## Start
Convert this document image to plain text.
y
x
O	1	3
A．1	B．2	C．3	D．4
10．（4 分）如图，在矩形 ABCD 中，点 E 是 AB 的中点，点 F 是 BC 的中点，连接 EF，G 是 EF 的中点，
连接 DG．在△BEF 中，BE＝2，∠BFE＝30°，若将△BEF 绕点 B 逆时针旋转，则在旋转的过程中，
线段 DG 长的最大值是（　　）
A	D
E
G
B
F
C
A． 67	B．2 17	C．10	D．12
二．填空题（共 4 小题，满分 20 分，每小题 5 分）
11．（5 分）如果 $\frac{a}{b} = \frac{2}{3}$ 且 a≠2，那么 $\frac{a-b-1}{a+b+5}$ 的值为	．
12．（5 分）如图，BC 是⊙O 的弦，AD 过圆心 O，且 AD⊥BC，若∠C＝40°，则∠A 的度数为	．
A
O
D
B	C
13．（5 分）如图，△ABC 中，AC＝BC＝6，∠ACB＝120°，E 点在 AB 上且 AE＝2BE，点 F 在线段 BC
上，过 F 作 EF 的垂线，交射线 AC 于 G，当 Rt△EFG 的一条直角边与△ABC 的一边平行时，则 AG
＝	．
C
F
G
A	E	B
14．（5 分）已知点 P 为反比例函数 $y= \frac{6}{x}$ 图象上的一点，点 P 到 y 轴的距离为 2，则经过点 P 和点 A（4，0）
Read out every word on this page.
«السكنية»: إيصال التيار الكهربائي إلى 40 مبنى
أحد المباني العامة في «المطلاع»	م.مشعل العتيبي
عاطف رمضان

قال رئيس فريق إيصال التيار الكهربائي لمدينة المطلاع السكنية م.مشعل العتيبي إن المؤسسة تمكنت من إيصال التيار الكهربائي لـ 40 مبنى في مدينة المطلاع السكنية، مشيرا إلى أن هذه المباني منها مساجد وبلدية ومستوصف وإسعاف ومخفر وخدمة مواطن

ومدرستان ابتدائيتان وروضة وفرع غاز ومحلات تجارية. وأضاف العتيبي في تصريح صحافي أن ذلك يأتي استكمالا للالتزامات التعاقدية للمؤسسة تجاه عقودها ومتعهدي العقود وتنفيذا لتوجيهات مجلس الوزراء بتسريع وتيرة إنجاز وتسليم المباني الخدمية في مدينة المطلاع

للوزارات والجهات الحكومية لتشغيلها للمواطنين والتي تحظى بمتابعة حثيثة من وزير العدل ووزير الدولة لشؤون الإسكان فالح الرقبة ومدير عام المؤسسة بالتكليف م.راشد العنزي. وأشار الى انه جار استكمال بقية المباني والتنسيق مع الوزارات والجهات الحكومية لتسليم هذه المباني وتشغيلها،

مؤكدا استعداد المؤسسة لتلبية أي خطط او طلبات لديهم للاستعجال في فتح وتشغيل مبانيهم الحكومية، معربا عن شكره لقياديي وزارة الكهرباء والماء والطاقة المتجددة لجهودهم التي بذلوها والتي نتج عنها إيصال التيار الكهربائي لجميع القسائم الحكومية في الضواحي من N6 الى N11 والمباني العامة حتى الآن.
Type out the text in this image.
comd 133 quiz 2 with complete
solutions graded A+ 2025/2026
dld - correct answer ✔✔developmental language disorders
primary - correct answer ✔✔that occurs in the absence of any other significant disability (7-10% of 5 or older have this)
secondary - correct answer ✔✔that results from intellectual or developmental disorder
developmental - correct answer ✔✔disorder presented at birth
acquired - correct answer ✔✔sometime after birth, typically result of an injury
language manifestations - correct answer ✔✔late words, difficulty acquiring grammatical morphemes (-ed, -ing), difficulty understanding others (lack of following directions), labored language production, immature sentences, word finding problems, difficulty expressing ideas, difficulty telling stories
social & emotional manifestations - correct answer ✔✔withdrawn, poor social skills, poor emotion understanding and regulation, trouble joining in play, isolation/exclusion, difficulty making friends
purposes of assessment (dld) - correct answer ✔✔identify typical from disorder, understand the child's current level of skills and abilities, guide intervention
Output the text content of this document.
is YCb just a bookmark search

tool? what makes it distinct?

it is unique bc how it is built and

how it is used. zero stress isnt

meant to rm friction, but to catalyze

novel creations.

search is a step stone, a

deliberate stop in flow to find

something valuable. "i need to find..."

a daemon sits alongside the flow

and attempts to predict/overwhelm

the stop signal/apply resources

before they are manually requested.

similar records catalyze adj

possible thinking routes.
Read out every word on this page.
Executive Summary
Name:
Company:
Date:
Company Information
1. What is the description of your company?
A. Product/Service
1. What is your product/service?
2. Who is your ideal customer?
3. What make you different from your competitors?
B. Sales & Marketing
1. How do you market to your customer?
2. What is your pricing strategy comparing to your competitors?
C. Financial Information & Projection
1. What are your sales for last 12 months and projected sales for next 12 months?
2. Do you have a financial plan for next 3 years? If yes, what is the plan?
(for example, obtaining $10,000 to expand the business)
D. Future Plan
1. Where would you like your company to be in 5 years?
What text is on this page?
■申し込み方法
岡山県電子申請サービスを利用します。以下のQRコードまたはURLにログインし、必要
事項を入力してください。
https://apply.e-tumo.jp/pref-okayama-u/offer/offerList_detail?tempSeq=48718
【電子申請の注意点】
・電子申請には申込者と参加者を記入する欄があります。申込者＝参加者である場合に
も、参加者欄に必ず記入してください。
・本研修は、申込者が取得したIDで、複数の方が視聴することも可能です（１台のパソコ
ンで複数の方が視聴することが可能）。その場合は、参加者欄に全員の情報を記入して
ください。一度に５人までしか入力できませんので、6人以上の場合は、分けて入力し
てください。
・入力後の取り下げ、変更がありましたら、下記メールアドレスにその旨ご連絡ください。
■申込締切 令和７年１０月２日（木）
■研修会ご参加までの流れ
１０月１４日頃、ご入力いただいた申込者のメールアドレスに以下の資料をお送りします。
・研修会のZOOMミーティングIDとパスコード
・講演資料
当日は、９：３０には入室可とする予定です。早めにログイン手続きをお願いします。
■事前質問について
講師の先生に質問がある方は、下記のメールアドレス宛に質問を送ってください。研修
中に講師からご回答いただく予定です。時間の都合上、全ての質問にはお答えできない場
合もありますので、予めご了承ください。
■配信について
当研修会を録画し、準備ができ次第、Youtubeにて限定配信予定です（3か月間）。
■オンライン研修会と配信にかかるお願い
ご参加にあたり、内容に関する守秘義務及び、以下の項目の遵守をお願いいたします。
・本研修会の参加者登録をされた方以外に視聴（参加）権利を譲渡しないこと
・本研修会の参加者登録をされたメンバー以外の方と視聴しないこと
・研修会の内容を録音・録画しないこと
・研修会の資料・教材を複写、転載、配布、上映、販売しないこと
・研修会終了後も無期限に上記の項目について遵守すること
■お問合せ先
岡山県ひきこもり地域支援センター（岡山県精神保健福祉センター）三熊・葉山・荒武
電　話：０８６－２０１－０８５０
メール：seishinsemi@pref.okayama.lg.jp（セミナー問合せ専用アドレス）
## End
▶ **Given exercise**: Which lines include "understanding"? Copy each of them out.

▶ **Task response**:
language manifestations - correct answer ✔✔late words, difficulty acquiring grammatical morphemes (-ed, -ing), difficulty understanding others (lack of following directions), labored language production, immature sentences, word finding problems, difficulty expressing ideas, difficulty telling stories
social & emotional manifestations - correct answer ✔✔withdrawn, poor social skills, poor emotion understanding and regulation, trouble joining in play, isolation/exclusion, difficulty making friends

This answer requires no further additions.